**Exercise instructions:** Exactly as written, retype the listing below, omitting the pictures.

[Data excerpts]
* Start *
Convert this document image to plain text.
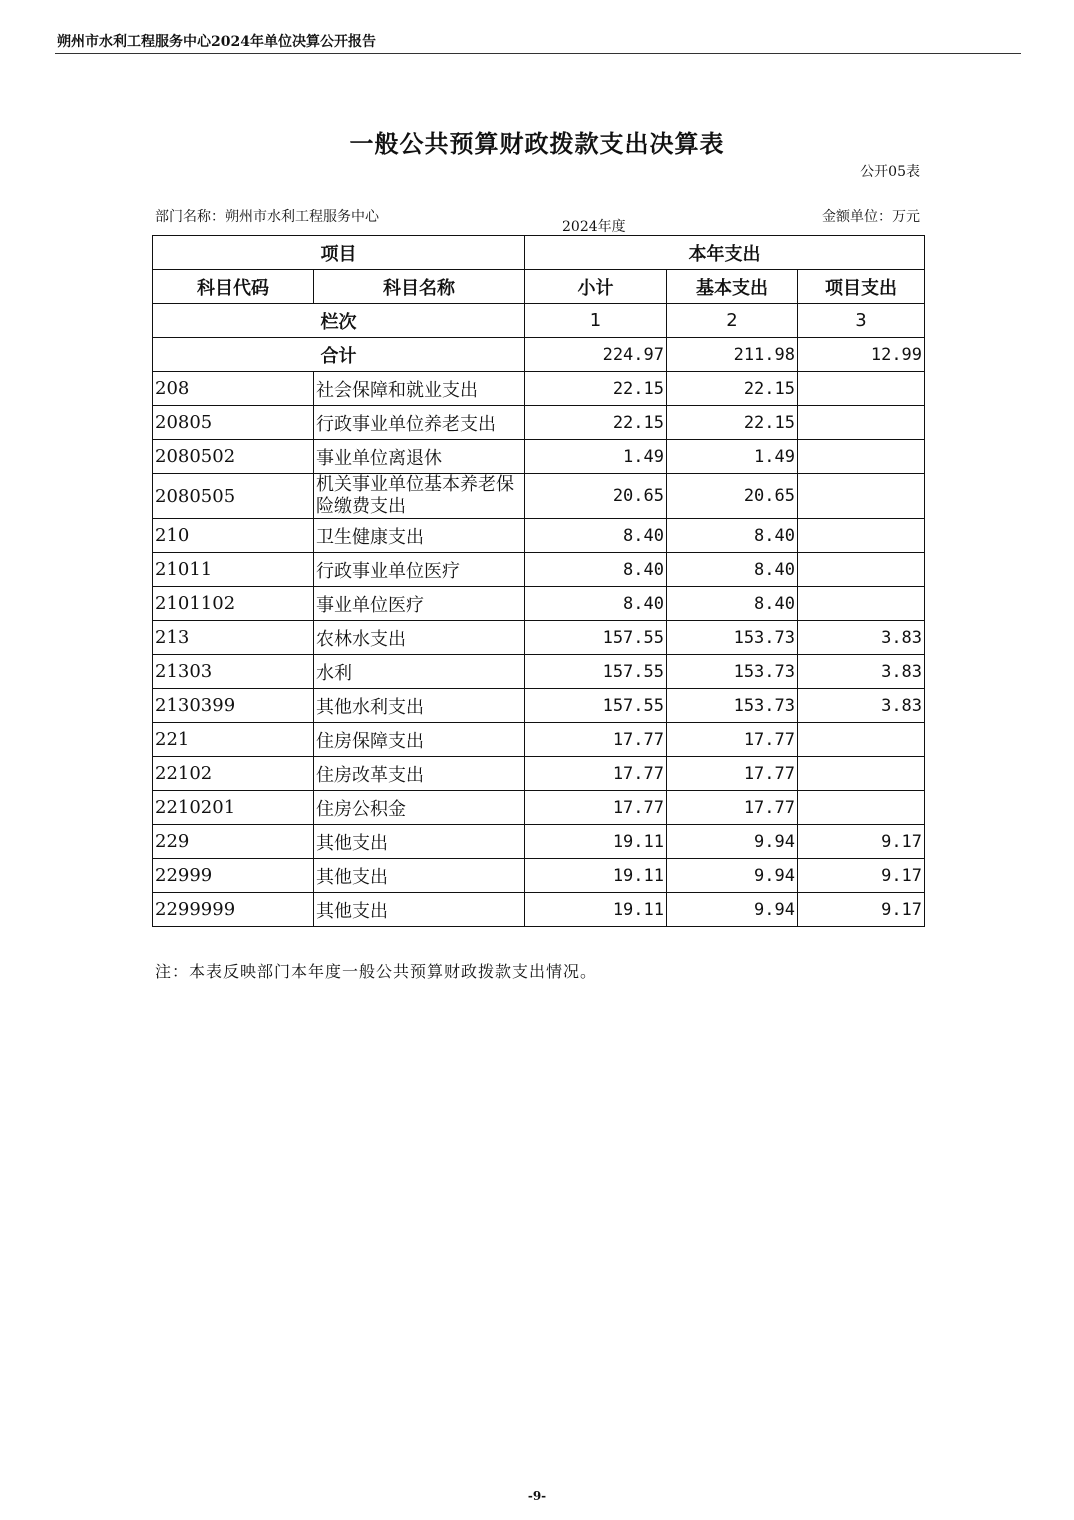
朔州市水利工程服务中心2024年单位决算公开报告
一般公共预算财政拨款支出决算表
公开05表
部门名称：朔州市水利工程服务中心
2024年度
金额单位：万元
项目		本年支出		
科目代码	科目名称	小计	基本支出	项目支出
栏次		1	2	3
合计		224.97	211.98	12.99
208	社会保障和就业支出	22.15	22.15	
20805	行政事业单位养老支出	22.15	22.15	
2080502	事业单位离退休	1.49	1.49	
2080505	机关事业单位基本养老保险缴费支出	20.65	20.65	
210	卫生健康支出	8.40	8.40	
21011	行政事业单位医疗	8.40	8.40	
2101102	事业单位医疗	8.40	8.40	
213	农林水支出	157.55	153.73	3.83
21303	水利	157.55	153.73	3.83
2130399	其他水利支出	157.55	153.73	3.83
221	住房保障支出	17.77	17.77	
22102	住房改革支出	17.77	17.77	
2210201	住房公积金	17.77	17.77	
229	其他支出	19.11	9.94	9.17
22999	其他支出	19.11	9.94	9.17
2299999	其他支出	19.11	9.94	9.17
注：本表反映部门本年度一般公共预算财政拨款支出情况。
-9-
* End *
**Task response:**
Convert this document image to plain text.
朔州市水利工程服务中心2024年单位决算公开报告
一般公共预算财政拨款支出决算表
公开05表
部门名称：朔州市水利工程服务中心
2024年度
金额单位：万元
项目		本年支出		
科目代码	科目名称	小计	基本支出	项目支出
栏次		1	2	3
合计		224.97	211.98	12.99
208	社会保障和就业支出	22.15	22.15	
20805	行政事业单位养老支出	22.15	22.15	
2080502	事业单位离退休	1.49	1.49	
2080505	机关事业单位基本养老保险缴费支出	20.65	20.65	
210	卫生健康支出	8.40	8.40	
21011	行政事业单位医疗	8.40	8.40	
2101102	事业单位医疗	8.40	8.40	
213	农林水支出	157.55	153.73	3.83
21303	水利	157.55	153.73	3.83
2130399	其他水利支出	157.55	153.73	3.83
221	住房保障支出	17.77	17.77	
22102	住房改革支出	17.77	17.77	
2210201	住房公积金	17.77	17.77	
229	其他支出	19.11	9.94	9.17
22999	其他支出	19.11	9.94	9.17
2299999	其他支出	19.11	9.94	9.17
注：本表反映部门本年度一般公共预算财政拨款支出情况。
-9-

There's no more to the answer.